**Problem description**
Send back all the data below, exactly as given.
--- BEGIN ---
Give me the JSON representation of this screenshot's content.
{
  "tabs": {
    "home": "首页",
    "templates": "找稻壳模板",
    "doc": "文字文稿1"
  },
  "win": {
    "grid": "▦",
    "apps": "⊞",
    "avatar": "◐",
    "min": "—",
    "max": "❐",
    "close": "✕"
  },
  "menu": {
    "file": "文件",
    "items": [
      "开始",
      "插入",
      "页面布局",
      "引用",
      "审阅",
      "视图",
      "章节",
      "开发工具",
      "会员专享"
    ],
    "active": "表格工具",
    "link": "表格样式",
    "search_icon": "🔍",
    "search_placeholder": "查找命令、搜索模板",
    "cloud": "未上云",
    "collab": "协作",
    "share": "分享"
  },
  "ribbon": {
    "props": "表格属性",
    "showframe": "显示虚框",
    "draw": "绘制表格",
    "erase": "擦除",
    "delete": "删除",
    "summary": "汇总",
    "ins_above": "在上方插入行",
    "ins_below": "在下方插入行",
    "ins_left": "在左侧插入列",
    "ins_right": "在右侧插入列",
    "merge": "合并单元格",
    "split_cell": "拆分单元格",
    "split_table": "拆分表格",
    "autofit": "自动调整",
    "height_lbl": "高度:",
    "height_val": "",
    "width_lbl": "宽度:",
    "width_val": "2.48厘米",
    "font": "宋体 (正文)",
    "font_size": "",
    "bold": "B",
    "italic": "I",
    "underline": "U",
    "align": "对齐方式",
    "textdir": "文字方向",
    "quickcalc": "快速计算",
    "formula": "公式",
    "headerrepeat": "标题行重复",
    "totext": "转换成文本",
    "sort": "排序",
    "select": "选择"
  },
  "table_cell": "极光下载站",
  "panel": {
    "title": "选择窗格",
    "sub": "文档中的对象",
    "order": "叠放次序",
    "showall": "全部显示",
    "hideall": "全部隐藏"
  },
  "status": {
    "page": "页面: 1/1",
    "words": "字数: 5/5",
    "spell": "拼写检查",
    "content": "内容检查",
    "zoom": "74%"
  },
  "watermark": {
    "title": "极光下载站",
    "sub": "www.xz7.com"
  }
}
--- END ---
**Worked answer**
Give me the JSON representation of this screenshot's content.
{
  "tabs": {
    "home": "首页",
    "templates": "找稻壳模板",
    "doc": "文字文稿1"
  },
  "win": {
    "grid": "▦",
    "apps": "⊞",
    "avatar": "◐",
    "min": "—",
    "max": "❐",
    "close": "✕"
  },
  "menu": {
    "file": "文件",
    "items": [
      "开始",
      "插入",
      "页面布局",
      "引用",
      "审阅",
      "视图",
      "章节",
      "开发工具",
      "会员专享"
    ],
    "active": "表格工具",
    "link": "表格样式",
    "search_icon": "🔍",
    "search_placeholder": "查找命令、搜索模板",
    "cloud": "未上云",
    "collab": "协作",
    "share": "分享"
  },
  "ribbon": {
    "props": "表格属性",
    "showframe": "显示虚框",
    "draw": "绘制表格",
    "erase": "擦除",
    "delete": "删除",
    "summary": "汇总",
    "ins_above": "在上方插入行",
    "ins_below": "在下方插入行",
    "ins_left": "在左侧插入列",
    "ins_right": "在右侧插入列",
    "merge": "合并单元格",
    "split_cell": "拆分单元格",
    "split_table": "拆分表格",
    "autofit": "自动调整",
    "height_lbl": "高度:",
    "height_val": "",
    "width_lbl": "宽度:",
    "width_val": "2.48厘米",
    "font": "宋体 (正文)",
    "font_size": "",
    "bold": "B",
    "italic": "I",
    "underline": "U",
    "align": "对齐方式",
    "textdir": "文字方向",
    "quickcalc": "快速计算",
    "formula": "公式",
    "headerrepeat": "标题行重复",
    "totext": "转换成文本",
    "sort": "排序",
    "select": "选择"
  },
  "table_cell": "极光下载站",
  "panel": {
    "title": "选择窗格",
    "sub": "文档中的对象",
    "order": "叠放次序",
    "showall": "全部显示",
    "hideall": "全部隐藏"
  },
  "status": {
    "page": "页面: 1/1",
    "words": "字数: 5/5",
    "spell": "拼写检查",
    "content": "内容检查",
    "zoom": "74%"
  },
  "watermark": {
    "title": "极光下载站",
    "sub": "www.xz7.com"
  }
}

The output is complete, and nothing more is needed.